WHAT TO DO –
Search the listing below for the string "method" and show each line that contains it.

Items from a data source:
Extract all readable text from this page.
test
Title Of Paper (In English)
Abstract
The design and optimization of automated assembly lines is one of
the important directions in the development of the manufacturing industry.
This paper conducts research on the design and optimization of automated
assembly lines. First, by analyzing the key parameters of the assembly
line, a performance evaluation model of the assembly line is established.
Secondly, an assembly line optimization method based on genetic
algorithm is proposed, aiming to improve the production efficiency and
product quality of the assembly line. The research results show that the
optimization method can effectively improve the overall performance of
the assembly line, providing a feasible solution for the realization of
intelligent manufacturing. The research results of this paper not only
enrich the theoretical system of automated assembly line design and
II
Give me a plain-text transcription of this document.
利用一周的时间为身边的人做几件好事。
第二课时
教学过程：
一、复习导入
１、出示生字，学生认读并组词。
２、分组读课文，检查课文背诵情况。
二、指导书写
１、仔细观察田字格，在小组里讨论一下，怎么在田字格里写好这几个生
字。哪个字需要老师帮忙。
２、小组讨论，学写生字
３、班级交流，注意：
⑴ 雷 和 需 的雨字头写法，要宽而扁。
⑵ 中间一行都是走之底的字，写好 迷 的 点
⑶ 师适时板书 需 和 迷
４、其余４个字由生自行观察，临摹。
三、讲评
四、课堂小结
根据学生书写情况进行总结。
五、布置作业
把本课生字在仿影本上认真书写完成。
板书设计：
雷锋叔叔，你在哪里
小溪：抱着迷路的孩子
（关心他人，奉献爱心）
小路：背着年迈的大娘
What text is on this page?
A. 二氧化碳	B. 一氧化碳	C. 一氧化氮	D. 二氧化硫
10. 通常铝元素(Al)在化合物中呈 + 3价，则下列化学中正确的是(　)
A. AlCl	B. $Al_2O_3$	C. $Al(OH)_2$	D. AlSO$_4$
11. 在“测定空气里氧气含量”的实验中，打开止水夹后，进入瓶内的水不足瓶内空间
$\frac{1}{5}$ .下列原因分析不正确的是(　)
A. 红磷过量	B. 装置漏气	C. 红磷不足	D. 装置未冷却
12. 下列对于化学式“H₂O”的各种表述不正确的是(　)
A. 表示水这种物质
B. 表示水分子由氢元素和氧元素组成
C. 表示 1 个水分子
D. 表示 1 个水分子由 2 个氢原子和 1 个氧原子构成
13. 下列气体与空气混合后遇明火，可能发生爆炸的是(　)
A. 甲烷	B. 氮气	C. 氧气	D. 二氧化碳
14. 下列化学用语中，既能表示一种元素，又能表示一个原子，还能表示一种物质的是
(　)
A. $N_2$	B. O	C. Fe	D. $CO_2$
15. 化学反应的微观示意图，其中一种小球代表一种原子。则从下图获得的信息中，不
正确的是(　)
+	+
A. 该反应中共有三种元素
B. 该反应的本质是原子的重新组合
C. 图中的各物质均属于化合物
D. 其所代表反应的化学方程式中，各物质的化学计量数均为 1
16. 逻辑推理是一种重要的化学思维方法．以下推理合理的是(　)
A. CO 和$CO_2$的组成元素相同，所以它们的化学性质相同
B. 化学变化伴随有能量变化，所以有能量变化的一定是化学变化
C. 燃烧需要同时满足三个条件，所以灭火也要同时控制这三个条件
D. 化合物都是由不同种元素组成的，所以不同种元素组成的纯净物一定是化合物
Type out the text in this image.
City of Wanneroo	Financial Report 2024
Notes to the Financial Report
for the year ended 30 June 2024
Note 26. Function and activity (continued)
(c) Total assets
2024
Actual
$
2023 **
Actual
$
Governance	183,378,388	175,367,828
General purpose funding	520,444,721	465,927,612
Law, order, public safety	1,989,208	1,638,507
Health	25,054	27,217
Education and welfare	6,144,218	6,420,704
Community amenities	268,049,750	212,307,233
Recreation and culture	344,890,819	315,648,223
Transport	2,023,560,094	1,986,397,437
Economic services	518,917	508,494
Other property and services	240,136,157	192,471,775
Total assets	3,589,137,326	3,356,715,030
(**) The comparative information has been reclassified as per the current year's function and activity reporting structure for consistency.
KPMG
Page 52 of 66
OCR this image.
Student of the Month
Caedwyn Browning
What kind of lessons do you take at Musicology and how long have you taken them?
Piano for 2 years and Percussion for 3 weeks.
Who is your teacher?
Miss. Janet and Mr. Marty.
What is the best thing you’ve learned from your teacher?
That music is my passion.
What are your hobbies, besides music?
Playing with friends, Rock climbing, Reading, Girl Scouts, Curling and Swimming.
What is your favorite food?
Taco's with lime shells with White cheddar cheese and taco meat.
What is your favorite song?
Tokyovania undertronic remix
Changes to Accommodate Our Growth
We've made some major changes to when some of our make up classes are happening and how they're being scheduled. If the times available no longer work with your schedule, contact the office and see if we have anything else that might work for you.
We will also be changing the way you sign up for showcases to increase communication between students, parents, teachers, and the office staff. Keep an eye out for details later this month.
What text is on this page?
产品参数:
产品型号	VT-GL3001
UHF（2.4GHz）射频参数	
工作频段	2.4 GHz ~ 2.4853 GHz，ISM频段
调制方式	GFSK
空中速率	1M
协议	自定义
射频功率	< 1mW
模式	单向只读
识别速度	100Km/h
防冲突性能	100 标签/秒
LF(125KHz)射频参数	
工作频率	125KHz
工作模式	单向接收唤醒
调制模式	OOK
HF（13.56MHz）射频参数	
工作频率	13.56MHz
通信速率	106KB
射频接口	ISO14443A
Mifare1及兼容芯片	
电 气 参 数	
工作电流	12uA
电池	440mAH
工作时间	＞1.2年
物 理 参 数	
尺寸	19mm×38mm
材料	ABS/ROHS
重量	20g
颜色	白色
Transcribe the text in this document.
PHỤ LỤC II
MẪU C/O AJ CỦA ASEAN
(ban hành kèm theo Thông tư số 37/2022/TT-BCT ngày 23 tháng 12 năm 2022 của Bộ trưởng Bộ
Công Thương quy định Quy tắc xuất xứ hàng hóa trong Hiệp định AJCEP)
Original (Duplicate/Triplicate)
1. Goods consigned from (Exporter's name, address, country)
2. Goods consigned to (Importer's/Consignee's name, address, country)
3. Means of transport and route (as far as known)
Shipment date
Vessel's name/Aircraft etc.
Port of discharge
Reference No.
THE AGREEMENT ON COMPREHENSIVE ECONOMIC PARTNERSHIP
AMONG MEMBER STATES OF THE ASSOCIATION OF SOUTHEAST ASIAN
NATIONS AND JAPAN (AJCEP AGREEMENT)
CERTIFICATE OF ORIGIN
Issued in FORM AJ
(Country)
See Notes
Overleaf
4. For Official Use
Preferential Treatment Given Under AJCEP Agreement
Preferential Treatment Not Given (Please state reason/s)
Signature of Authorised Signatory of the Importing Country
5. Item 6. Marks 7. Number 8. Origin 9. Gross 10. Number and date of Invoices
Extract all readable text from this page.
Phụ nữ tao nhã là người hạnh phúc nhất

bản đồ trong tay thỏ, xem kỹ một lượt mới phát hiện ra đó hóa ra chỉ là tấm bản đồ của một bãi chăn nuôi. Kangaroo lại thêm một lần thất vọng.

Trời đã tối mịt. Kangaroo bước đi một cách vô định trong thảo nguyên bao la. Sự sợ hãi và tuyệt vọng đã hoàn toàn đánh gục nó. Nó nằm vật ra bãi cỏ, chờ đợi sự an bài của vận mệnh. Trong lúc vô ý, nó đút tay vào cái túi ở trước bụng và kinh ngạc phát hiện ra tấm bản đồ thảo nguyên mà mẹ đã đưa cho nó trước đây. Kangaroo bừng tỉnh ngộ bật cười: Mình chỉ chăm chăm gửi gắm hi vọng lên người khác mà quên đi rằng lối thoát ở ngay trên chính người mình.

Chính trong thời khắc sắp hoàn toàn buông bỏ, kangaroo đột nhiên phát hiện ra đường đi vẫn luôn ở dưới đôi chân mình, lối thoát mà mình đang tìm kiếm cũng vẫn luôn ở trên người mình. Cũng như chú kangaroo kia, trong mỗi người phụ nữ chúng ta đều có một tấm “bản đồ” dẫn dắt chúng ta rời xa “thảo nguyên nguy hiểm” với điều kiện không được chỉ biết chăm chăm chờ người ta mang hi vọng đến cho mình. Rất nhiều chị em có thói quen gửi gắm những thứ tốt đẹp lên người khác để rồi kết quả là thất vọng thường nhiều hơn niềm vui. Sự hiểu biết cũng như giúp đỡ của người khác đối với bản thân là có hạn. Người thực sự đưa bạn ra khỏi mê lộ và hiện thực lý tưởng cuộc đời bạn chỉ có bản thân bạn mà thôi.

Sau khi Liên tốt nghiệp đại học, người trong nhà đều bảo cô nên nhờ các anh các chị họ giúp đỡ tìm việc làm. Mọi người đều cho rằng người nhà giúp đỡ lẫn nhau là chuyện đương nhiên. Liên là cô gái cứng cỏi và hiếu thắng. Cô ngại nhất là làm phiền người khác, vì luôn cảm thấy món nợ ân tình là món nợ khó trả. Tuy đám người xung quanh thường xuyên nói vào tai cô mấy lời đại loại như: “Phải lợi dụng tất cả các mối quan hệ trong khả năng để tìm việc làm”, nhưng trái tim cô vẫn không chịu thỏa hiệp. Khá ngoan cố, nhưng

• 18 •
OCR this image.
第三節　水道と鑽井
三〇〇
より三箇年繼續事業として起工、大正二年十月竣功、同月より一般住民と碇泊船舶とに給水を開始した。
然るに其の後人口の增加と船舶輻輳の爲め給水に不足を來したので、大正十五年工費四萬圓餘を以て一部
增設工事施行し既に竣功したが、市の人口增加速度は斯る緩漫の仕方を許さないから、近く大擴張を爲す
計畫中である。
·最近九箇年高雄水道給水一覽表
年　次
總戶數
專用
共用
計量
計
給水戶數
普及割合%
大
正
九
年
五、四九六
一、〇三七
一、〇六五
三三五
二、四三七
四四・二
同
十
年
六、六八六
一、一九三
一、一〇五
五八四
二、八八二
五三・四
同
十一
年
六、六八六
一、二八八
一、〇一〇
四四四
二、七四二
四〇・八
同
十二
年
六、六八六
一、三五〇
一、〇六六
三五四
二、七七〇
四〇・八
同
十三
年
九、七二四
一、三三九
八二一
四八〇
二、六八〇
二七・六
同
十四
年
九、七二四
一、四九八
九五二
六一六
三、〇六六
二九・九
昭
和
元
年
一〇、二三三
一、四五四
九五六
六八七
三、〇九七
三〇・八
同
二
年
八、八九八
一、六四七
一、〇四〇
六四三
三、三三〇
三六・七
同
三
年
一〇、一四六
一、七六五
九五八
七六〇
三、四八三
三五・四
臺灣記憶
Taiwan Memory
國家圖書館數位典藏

ANSWER TO THIS TASK –
Secondly, an assembly line optimization method based on genetic
optimization method can effectively improve the overall performance of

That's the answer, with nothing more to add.